«I nostri quadri del Guercino sono al sicuro»
L’assessore Tassinari: l’opera trafugata sarebbe dovuta andare in mostra a Tokio
CENTO. Ieri in ogni angolo e punto di incontro di Cento si commentava, con un pizzico di rabbia, il furto di un dipinto del Guercino effettuato dai ladri nella chiesa di S. Vincenzo a Modena (servizi sul furto a pagina 8). Molti si chiedevano se i tanti dipinti del Guercino presenti in città sono al sicuro e protetti adeguatamente per il grande valore, economico e storico che rappresentano. «Tutti i dipinti del Guercino di proprietà del Comune - rassicurava l'assessore Claudia Tassinari - sono al sicuro in un caveau inaccessibile ai ladri. Ci dispiace per questo furto anche perché il quadro rubato, insieme a nove dei nostri, doveva far parte di una mostra sul Guercino in programma a Tokio per il prossimo anno». Il dipinto rubato, "Madonna con bambino e i santi Giovanni evangelista e Gregorio taumaturgo" è di dimensioni notevoli dato che con la cornice, misura 3,32 metri per 2,30. «Il quadro - spiega Fausto Gozzi, direttore della pinacoteca - non è stato rubato tagliando la tela ma è stato portato via insieme alla cornice. Il tutto ha un peso che supera il quintale. Per portarlo all'esterno della chiesa saranno servite almeno tre persone. La mostra di Tokio era programmata per ospitare 49 dipinti del Guercino. Sostituire quello che mancherà non sarà un problema. Il dramma è di non sapere che fine farà un'opera di inestimabile valore». I dipinti del Guercino sono richiesti in tutto il mondo per organizzare mostre. Tra poco 24 quadri, di proprietà del Comune, partiranno per una mostra a Zagabria (Croazia) che aprirà il 23 ottobre. Conclusa la mostra, nove voleranno in Giappone per la mostra di Tokio. «Per gli spostamenti in aereo - conferma l'assessore Tassinari - i nostri dipinti non viaggeranno mai tutti su un unico veivolo ma sempre suddivisi su diversi aerei». (g.b.)

*Dati estratti*.
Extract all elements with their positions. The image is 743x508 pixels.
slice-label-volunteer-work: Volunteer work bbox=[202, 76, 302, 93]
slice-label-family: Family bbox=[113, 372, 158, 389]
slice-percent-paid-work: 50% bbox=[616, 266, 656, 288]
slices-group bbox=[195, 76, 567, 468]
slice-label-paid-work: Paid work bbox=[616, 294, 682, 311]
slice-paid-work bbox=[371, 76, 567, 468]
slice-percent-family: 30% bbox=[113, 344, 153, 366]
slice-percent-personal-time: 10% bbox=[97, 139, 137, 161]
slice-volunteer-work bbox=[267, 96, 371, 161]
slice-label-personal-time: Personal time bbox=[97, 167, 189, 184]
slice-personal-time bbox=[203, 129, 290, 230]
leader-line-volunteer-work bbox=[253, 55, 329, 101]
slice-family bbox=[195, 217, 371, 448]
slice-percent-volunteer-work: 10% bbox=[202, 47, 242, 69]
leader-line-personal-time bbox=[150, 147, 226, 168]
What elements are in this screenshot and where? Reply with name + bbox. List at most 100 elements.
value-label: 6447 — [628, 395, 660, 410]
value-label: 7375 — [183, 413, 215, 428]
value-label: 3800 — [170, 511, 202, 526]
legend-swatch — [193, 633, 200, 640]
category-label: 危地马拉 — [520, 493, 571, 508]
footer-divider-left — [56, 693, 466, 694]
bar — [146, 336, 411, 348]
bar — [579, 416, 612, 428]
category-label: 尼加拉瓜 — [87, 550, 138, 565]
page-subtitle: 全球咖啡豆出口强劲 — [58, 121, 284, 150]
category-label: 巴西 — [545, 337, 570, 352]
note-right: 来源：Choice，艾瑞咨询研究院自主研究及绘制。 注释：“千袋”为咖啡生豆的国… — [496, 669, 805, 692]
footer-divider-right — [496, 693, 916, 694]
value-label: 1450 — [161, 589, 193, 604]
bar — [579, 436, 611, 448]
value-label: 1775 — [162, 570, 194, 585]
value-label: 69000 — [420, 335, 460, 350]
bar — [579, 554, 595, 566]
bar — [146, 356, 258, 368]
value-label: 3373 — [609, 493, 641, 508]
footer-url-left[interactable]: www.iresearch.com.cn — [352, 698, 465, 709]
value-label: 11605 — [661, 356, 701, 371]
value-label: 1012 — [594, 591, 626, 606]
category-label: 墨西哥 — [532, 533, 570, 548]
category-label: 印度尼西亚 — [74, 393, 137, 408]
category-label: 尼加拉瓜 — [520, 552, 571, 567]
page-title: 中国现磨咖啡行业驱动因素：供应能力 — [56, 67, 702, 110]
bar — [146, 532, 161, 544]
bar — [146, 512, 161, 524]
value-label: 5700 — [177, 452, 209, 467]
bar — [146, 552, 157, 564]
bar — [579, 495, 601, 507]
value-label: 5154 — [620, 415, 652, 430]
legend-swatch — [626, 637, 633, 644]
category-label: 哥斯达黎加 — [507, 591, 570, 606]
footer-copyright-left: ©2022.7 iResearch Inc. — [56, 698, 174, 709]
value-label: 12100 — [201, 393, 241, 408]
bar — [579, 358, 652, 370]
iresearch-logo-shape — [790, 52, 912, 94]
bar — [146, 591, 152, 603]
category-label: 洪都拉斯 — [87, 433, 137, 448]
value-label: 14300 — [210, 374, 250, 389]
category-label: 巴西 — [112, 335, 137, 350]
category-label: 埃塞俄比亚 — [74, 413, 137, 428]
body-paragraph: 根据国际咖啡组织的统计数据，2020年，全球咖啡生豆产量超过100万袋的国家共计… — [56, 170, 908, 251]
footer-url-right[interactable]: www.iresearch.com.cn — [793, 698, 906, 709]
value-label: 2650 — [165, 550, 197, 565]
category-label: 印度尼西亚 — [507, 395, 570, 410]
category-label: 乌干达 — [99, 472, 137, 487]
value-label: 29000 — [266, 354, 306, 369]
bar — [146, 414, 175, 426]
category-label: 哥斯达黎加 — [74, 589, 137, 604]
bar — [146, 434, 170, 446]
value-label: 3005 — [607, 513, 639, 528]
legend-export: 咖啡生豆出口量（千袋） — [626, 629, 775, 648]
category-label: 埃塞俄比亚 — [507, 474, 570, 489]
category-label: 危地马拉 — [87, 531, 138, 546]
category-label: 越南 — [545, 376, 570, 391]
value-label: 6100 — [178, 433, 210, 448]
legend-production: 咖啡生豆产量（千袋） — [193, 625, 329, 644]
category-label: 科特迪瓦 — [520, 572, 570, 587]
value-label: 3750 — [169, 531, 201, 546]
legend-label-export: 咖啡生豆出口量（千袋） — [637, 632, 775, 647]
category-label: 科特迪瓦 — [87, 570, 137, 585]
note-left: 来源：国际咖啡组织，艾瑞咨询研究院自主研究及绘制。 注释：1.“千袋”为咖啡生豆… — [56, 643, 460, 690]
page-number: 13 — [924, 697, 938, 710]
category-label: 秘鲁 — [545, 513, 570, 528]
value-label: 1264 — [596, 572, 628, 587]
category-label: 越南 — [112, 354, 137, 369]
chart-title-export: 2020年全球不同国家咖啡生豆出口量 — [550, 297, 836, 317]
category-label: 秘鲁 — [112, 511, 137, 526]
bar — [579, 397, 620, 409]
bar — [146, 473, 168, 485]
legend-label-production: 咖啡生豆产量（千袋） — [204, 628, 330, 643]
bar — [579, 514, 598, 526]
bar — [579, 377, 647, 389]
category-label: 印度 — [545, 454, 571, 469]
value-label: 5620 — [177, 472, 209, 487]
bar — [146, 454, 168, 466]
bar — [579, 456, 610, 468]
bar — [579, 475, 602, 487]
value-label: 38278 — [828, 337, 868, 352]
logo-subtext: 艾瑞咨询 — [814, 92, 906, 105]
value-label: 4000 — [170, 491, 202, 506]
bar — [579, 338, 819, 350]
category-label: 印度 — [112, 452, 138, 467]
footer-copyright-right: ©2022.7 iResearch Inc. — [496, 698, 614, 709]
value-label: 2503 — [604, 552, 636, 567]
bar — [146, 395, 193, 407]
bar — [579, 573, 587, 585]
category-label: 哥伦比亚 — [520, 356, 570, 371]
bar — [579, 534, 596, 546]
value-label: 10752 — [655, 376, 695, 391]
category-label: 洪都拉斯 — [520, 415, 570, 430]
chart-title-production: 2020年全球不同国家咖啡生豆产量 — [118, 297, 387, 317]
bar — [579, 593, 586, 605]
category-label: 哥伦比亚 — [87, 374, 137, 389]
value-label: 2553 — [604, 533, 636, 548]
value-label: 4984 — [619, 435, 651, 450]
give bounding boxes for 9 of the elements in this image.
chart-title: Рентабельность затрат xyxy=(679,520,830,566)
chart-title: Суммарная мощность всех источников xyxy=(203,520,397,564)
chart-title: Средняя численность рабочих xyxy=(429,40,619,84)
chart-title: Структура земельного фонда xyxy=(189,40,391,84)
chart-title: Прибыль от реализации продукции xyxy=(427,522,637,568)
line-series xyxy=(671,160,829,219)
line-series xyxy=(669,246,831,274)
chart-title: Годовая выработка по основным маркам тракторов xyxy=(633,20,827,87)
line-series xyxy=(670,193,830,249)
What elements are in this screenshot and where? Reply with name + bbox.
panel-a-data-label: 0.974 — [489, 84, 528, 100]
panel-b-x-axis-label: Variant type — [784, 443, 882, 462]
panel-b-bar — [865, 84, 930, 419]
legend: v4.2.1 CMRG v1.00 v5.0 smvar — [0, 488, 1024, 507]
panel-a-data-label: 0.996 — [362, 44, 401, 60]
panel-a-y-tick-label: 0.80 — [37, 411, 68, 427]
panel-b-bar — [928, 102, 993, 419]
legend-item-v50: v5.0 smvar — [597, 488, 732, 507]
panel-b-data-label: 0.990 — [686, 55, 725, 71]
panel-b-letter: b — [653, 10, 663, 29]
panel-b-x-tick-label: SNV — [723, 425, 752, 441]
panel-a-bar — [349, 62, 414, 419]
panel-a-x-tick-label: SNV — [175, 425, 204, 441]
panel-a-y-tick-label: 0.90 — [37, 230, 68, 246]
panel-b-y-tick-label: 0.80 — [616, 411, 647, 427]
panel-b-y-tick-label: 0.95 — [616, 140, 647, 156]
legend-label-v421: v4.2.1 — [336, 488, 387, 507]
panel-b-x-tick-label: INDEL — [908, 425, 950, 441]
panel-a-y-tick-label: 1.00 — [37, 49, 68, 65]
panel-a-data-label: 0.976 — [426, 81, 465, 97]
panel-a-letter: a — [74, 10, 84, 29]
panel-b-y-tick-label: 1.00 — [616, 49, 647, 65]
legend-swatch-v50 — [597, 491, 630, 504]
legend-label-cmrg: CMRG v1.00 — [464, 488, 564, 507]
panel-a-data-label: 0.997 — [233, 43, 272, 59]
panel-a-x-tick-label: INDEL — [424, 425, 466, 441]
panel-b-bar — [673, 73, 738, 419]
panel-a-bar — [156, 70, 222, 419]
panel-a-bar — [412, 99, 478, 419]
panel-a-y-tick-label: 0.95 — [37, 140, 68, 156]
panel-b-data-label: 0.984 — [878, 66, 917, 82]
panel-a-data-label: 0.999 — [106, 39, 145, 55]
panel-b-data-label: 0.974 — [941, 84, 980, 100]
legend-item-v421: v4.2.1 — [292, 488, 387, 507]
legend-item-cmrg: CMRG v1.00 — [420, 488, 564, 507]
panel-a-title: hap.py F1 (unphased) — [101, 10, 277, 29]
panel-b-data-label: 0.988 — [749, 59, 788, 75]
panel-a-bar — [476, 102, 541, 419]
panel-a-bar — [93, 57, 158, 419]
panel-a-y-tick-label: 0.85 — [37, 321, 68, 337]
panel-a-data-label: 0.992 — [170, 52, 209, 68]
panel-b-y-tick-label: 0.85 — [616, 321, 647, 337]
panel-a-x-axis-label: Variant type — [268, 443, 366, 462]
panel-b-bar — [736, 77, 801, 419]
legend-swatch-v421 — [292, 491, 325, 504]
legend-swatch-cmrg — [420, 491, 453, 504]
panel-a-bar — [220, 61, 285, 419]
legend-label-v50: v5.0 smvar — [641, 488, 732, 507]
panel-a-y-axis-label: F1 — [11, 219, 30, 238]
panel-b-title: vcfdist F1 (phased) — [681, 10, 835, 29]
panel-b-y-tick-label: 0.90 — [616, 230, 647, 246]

*Compiti da svolgere*.
- A) Secondo l'estratto, quante persone sarebbero servite, come minimo, per portare il quadro fuori dalla chiesa?
- B) Elencate tutte le città nominate nell'estratto.
Le righe provengono da una fonte diversa dall'estratto.

*Risultati per compito*.
- A) Almeno tre persone.

- B) Cento, Modena, Tokio, Zagabria